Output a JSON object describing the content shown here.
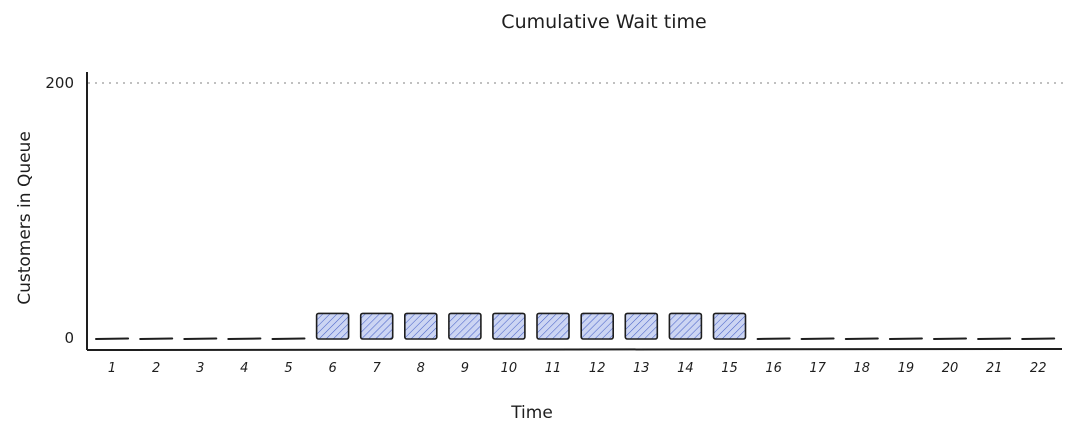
{
  "chart_data": {
    "type": "bar",
    "title": "Cumulative Wait time",
    "xlabel": "Time",
    "ylabel": "Customers in Queue",
    "categories": [
      "1",
      "2",
      "3",
      "4",
      "5",
      "6",
      "7",
      "8",
      "9",
      "10",
      "11",
      "12",
      "13",
      "14",
      "15",
      "16",
      "17",
      "18",
      "19",
      "20",
      "21",
      "22"
    ],
    "values": [
      0,
      0,
      0,
      0,
      0,
      20,
      20,
      20,
      20,
      20,
      20,
      20,
      20,
      20,
      20,
      0,
      0,
      0,
      0,
      0,
      0,
      0
    ],
    "ylim": [
      0,
      200
    ],
    "yticks": [
      "0",
      "200"
    ],
    "grid": "dotted line at 200",
    "legend": "none",
    "colors": {
      "bar_fill": "#a5b4e8",
      "bar_hatch": "#4a63c9",
      "ink": "#1e1e1e",
      "grid": "#9a9a9a"
    }
  }
}
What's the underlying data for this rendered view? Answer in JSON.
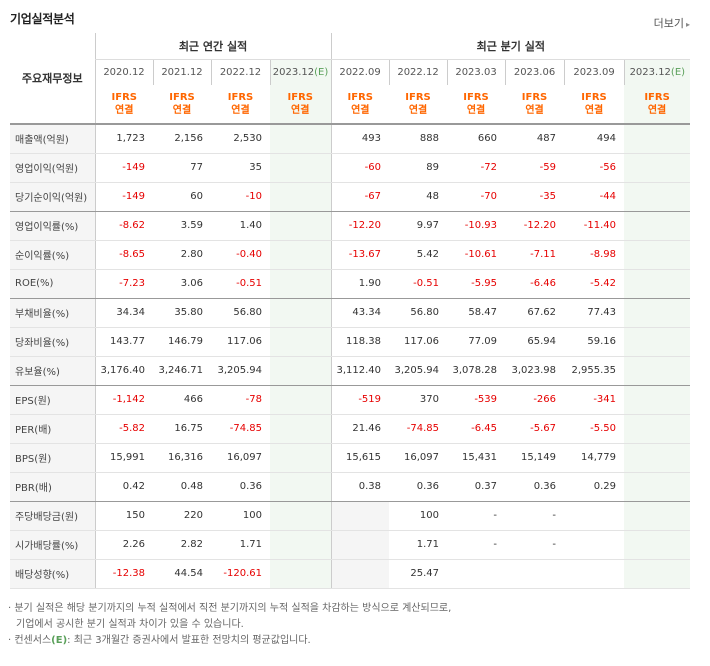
{
  "header": {
    "title": "기업실적분석",
    "more_label": "더보기",
    "more_arrow": "▸"
  },
  "table": {
    "row_header_label": "주요재무정보",
    "annual_group_label": "최근 연간 실적",
    "quarter_group_label": "최근 분기 실적",
    "columns": [
      {
        "date": "2020.12",
        "line1": "IFRS",
        "line2": "연결",
        "est": false
      },
      {
        "date": "2021.12",
        "line1": "IFRS",
        "line2": "연결",
        "est": false
      },
      {
        "date": "2022.12",
        "line1": "IFRS",
        "line2": "연결",
        "est": false
      },
      {
        "date": "2023.12",
        "date_est": "(E)",
        "line1": "IFRS",
        "line2": "연결",
        "est": true
      },
      {
        "date": "2022.09",
        "line1": "IFRS",
        "line2": "연결",
        "est": false
      },
      {
        "date": "2022.12",
        "line1": "IFRS",
        "line2": "연결",
        "est": false
      },
      {
        "date": "2023.03",
        "line1": "IFRS",
        "line2": "연결",
        "est": false
      },
      {
        "date": "2023.06",
        "line1": "IFRS",
        "line2": "연결",
        "est": false
      },
      {
        "date": "2023.09",
        "line1": "IFRS",
        "line2": "연결",
        "est": false
      },
      {
        "date": "2023.12",
        "date_est": "(E)",
        "line1": "IFRS",
        "line2": "연결",
        "est": true
      }
    ],
    "rows": [
      {
        "label": "매출액(억원)",
        "values": [
          "1,723",
          "2,156",
          "2,530",
          "",
          "493",
          "888",
          "660",
          "487",
          "494",
          ""
        ]
      },
      {
        "label": "영업이익(억원)",
        "values": [
          "-149",
          "77",
          "35",
          "",
          "-60",
          "89",
          "-72",
          "-59",
          "-56",
          ""
        ]
      },
      {
        "label": "당기순이익(억원)",
        "values": [
          "-149",
          "60",
          "-10",
          "",
          "-67",
          "48",
          "-70",
          "-35",
          "-44",
          ""
        ]
      },
      {
        "label": "영업이익률(%)",
        "values": [
          "-8.62",
          "3.59",
          "1.40",
          "",
          "-12.20",
          "9.97",
          "-10.93",
          "-12.20",
          "-11.40",
          ""
        ]
      },
      {
        "label": "순이익률(%)",
        "values": [
          "-8.65",
          "2.80",
          "-0.40",
          "",
          "-13.67",
          "5.42",
          "-10.61",
          "-7.11",
          "-8.98",
          ""
        ]
      },
      {
        "label": "ROE(%)",
        "values": [
          "-7.23",
          "3.06",
          "-0.51",
          "",
          "1.90",
          "-0.51",
          "-5.95",
          "-6.46",
          "-5.42",
          ""
        ]
      },
      {
        "label": "부채비율(%)",
        "values": [
          "34.34",
          "35.80",
          "56.80",
          "",
          "43.34",
          "56.80",
          "58.47",
          "67.62",
          "77.43",
          ""
        ]
      },
      {
        "label": "당좌비율(%)",
        "values": [
          "143.77",
          "146.79",
          "117.06",
          "",
          "118.38",
          "117.06",
          "77.09",
          "65.94",
          "59.16",
          ""
        ]
      },
      {
        "label": "유보율(%)",
        "values": [
          "3,176.40",
          "3,246.71",
          "3,205.94",
          "",
          "3,112.40",
          "3,205.94",
          "3,078.28",
          "3,023.98",
          "2,955.35",
          ""
        ]
      },
      {
        "label": "EPS(원)",
        "values": [
          "-1,142",
          "466",
          "-78",
          "",
          "-519",
          "370",
          "-539",
          "-266",
          "-341",
          ""
        ]
      },
      {
        "label": "PER(배)",
        "values": [
          "-5.82",
          "16.75",
          "-74.85",
          "",
          "21.46",
          "-74.85",
          "-6.45",
          "-5.67",
          "-5.50",
          ""
        ]
      },
      {
        "label": "BPS(원)",
        "values": [
          "15,991",
          "16,316",
          "16,097",
          "",
          "15,615",
          "16,097",
          "15,431",
          "15,149",
          "14,779",
          ""
        ]
      },
      {
        "label": "PBR(배)",
        "values": [
          "0.42",
          "0.48",
          "0.36",
          "",
          "0.38",
          "0.36",
          "0.37",
          "0.36",
          "0.29",
          ""
        ]
      },
      {
        "label": "주당배당금(원)",
        "values": [
          "150",
          "220",
          "100",
          "",
          "",
          "100",
          "-",
          "-",
          "",
          ""
        ]
      },
      {
        "label": "시가배당률(%)",
        "values": [
          "2.26",
          "2.82",
          "1.71",
          "",
          "",
          "1.71",
          "-",
          "-",
          "",
          ""
        ]
      },
      {
        "label": "배당성향(%)",
        "values": [
          "-12.38",
          "44.54",
          "-120.61",
          "",
          "",
          "25.47",
          "",
          "",
          "",
          ""
        ]
      }
    ]
  },
  "notes": {
    "line1": "· 분기 실적은 해당 분기까지의 누적 실적에서 직전 분기까지의 누적 실적을 차감하는 방식으로 계산되므로,",
    "line2": "기업에서 공시한 분기 실적과 차이가 있을 수 있습니다.",
    "line3_prefix": "· 컨센서스",
    "line3_e": "(E)",
    "line3_suffix": ": 최근 3개월간 증권사에서 발표한 전망치의 평균값입니다."
  }
}
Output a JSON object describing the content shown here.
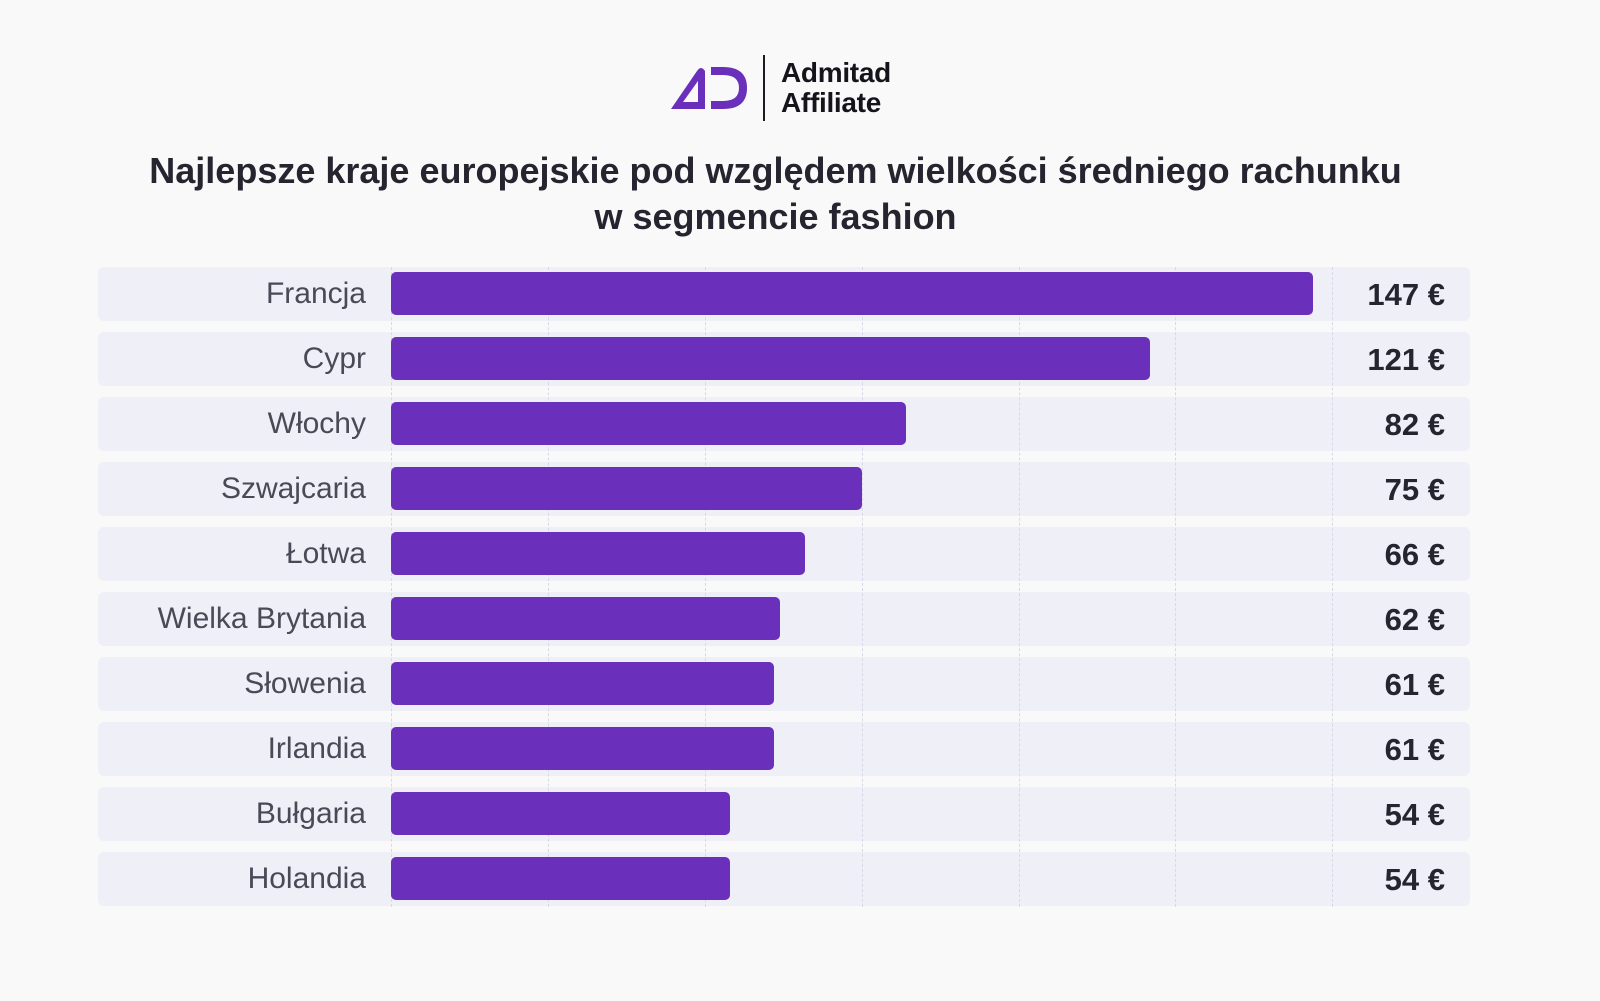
{
  "brand": {
    "line1": "Admitad",
    "line2": "Affiliate",
    "accent_color": "#6a2fbb"
  },
  "chart_data": {
    "type": "bar",
    "orientation": "horizontal",
    "title_line1": "Najlepsze kraje europejskie pod względem wielkości średniego rachunku",
    "title_line2": "w segmencie fashion",
    "categories": [
      "Francja",
      "Cypr",
      "Włochy",
      "Szwajcaria",
      "Łotwa",
      "Wielka Brytania",
      "Słowenia",
      "Irlandia",
      "Bułgaria",
      "Holandia"
    ],
    "values": [
      147,
      121,
      82,
      75,
      66,
      62,
      61,
      61,
      54,
      54
    ],
    "value_labels": [
      "147 €",
      "121 €",
      "82 €",
      "75 €",
      "66 €",
      "62 €",
      "61 €",
      "61 €",
      "54 €",
      "54 €"
    ],
    "unit": "€",
    "xlim": [
      0,
      150
    ],
    "gridlines": [
      0,
      25,
      50,
      75,
      100,
      125,
      150
    ],
    "grid": true,
    "legend": "none",
    "bar_color": "#6a2fbb",
    "xlabel": "",
    "ylabel": ""
  }
}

========================

## What the task asks
Omit every picture while copying the listing above exactly.

## Written answer
Output a JSON object describing the content shown here.
{
  "chart_data": {
    "type": "bar",
    "title": "Cumulative Wait time",
    "xlabel": "Time",
    "ylabel": "Customers in Queue",
    "categories": [
      "1",
      "2",
      "3",
      "4",
      "5",
      "6",
      "7",
      "8",
      "9",
      "10",
      "11",
      "12",
      "13",
      "14",
      "15",
      "16",
      "17",
      "18",
      "19",
      "20",
      "21",
      "22"
    ],
    "values": [
      0,
      0,
      0,
      0,
      0,
      20,
      20,
      20,
      20,
      20,
      20,
      20,
      20,
      20,
      20,
      0,
      0,
      0,
      0,
      0,
      0,
      0
    ],
    "ylim": [
      0,
      200
    ],
    "yticks": [
      "0",
      "200"
    ],
    "grid": "dotted line at 200",
    "legend": "none",
    "colors": {
      "bar_fill": "#a5b4e8",
      "bar_hatch": "#4a63c9",
      "ink": "#1e1e1e",
      "grid": "#9a9a9a"
    }
  }
}
What's the underlying data for this rendered view? Answer in JSON.
{
  "header": {
    "title": "기업실적분석",
    "more_label": "더보기",
    "more_arrow": "▸"
  },
  "table": {
    "row_header_label": "주요재무정보",
    "annual_group_label": "최근 연간 실적",
    "quarter_group_label": "최근 분기 실적",
    "columns": [
      {
        "date": "2020.12",
        "line1": "IFRS",
        "line2": "연결",
        "est": false
      },
      {
        "date": "2021.12",
        "line1": "IFRS",
        "line2": "연결",
        "est": false
      },
      {
        "date": "2022.12",
        "line1": "IFRS",
        "line2": "연결",
        "est": false
      },
      {
        "date": "2023.12",
        "date_est": "(E)",
        "line1": "IFRS",
        "line2": "연결",
        "est": true
      },
      {
        "date": "2022.09",
        "line1": "IFRS",
        "line2": "연결",
        "est": false
      },
      {
        "date": "2022.12",
        "line1": "IFRS",
        "line2": "연결",
        "est": false
      },
      {
        "date": "2023.03",
        "line1": "IFRS",
        "line2": "연결",
        "est": false
      },
      {
        "date": "2023.06",
        "line1": "IFRS",
        "line2": "연결",
        "est": false
      },
      {
        "date": "2023.09",
        "line1": "IFRS",
        "line2": "연결",
        "est": false
      },
      {
        "date": "2023.12",
        "date_est": "(E)",
        "line1": "IFRS",
        "line2": "연결",
        "est": true
      }
    ],
    "rows": [
      {
        "label": "매출액(억원)",
        "values": [
          "1,723",
          "2,156",
          "2,530",
          "",
          "493",
          "888",
          "660",
          "487",
          "494",
          ""
        ]
      },
      {
        "label": "영업이익(억원)",
        "values": [
          "-149",
          "77",
          "35",
          "",
          "-60",
          "89",
          "-72",
          "-59",
          "-56",
          ""
        ]
      },
      {
        "label": "당기순이익(억원)",
        "values": [
          "-149",
          "60",
          "-10",
          "",
          "-67",
          "48",
          "-70",
          "-35",
          "-44",
          ""
        ]
      },
      {
        "label": "영업이익률(%)",
        "values": [
          "-8.62",
          "3.59",
          "1.40",
          "",
          "-12.20",
          "9.97",
          "-10.93",
          "-12.20",
          "-11.40",
          ""
        ]
      },
      {
        "label": "순이익률(%)",
        "values": [
          "-8.65",
          "2.80",
          "-0.40",
          "",
          "-13.67",
          "5.42",
          "-10.61",
          "-7.11",
          "-8.98",
          ""
        ]
      },
      {
        "label": "ROE(%)",
        "values": [
          "-7.23",
          "3.06",
          "-0.51",
          "",
          "1.90",
          "-0.51",
          "-5.95",
          "-6.46",
          "-5.42",
          ""
        ]
      },
      {
        "label": "부채비율(%)",
        "values": [
          "34.34",
          "35.80",
          "56.80",
          "",
          "43.34",
          "56.80",
          "58.47",
          "67.62",
          "77.43",
          ""
        ]
      },
      {
        "label": "당좌비율(%)",
        "values": [
          "143.77",
          "146.79",
          "117.06",
          "",
          "118.38",
          "117.06",
          "77.09",
          "65.94",
          "59.16",
          ""
        ]
      },
      {
        "label": "유보율(%)",
        "values": [
          "3,176.40",
          "3,246.71",
          "3,205.94",
          "",
          "3,112.40",
          "3,205.94",
          "3,078.28",
          "3,023.98",
          "2,955.35",
          ""
        ]
      },
      {
        "label": "EPS(원)",
        "values": [
          "-1,142",
          "466",
          "-78",
          "",
          "-519",
          "370",
          "-539",
          "-266",
          "-341",
          ""
        ]
      },
      {
        "label": "PER(배)",
        "values": [
          "-5.82",
          "16.75",
          "-74.85",
          "",
          "21.46",
          "-74.85",
          "-6.45",
          "-5.67",
          "-5.50",
          ""
        ]
      },
      {
        "label": "BPS(원)",
        "values": [
          "15,991",
          "16,316",
          "16,097",
          "",
          "15,615",
          "16,097",
          "15,431",
          "15,149",
          "14,779",
          ""
        ]
      },
      {
        "label": "PBR(배)",
        "values": [
          "0.42",
          "0.48",
          "0.36",
          "",
          "0.38",
          "0.36",
          "0.37",
          "0.36",
          "0.29",
          ""
        ]
      },
      {
        "label": "주당배당금(원)",
        "values": [
          "150",
          "220",
          "100",
          "",
          "",
          "100",
          "-",
          "-",
          "",
          ""
        ]
      },
      {
        "label": "시가배당률(%)",
        "values": [
          "2.26",
          "2.82",
          "1.71",
          "",
          "",
          "1.71",
          "-",
          "-",
          "",
          ""
        ]
      },
      {
        "label": "배당성향(%)",
        "values": [
          "-12.38",
          "44.54",
          "-120.61",
          "",
          "",
          "25.47",
          "",
          "",
          "",
          ""
        ]
      }
    ]
  },
  "notes": {
    "line1": "· 분기 실적은 해당 분기까지의 누적 실적에서 직전 분기까지의 누적 실적을 차감하는 방식으로 계산되므로,",
    "line2": "기업에서 공시한 분기 실적과 차이가 있을 수 있습니다.",
    "line3_prefix": "· 컨센서스",
    "line3_e": "(E)",
    "line3_suffix": ": 최근 3개월간 증권사에서 발표한 전망치의 평균값입니다."
  }
}
Output a JSON object describing the content shown here.
{
  "brand": {
    "line1": "Admitad",
    "line2": "Affiliate",
    "accent_color": "#6a2fbb"
  },
  "chart_data": {
    "type": "bar",
    "orientation": "horizontal",
    "title_line1": "Najlepsze kraje europejskie pod względem wielkości średniego rachunku",
    "title_line2": "w segmencie fashion",
    "categories": [
      "Francja",
      "Cypr",
      "Włochy",
      "Szwajcaria",
      "Łotwa",
      "Wielka Brytania",
      "Słowenia",
      "Irlandia",
      "Bułgaria",
      "Holandia"
    ],
    "values": [
      147,
      121,
      82,
      75,
      66,
      62,
      61,
      61,
      54,
      54
    ],
    "value_labels": [
      "147 €",
      "121 €",
      "82 €",
      "75 €",
      "66 €",
      "62 €",
      "61 €",
      "61 €",
      "54 €",
      "54 €"
    ],
    "unit": "€",
    "xlim": [
      0,
      150
    ],
    "gridlines": [
      0,
      25,
      50,
      75,
      100,
      125,
      150
    ],
    "grid": true,
    "legend": "none",
    "bar_color": "#6a2fbb",
    "xlabel": "",
    "ylabel": ""
  }
}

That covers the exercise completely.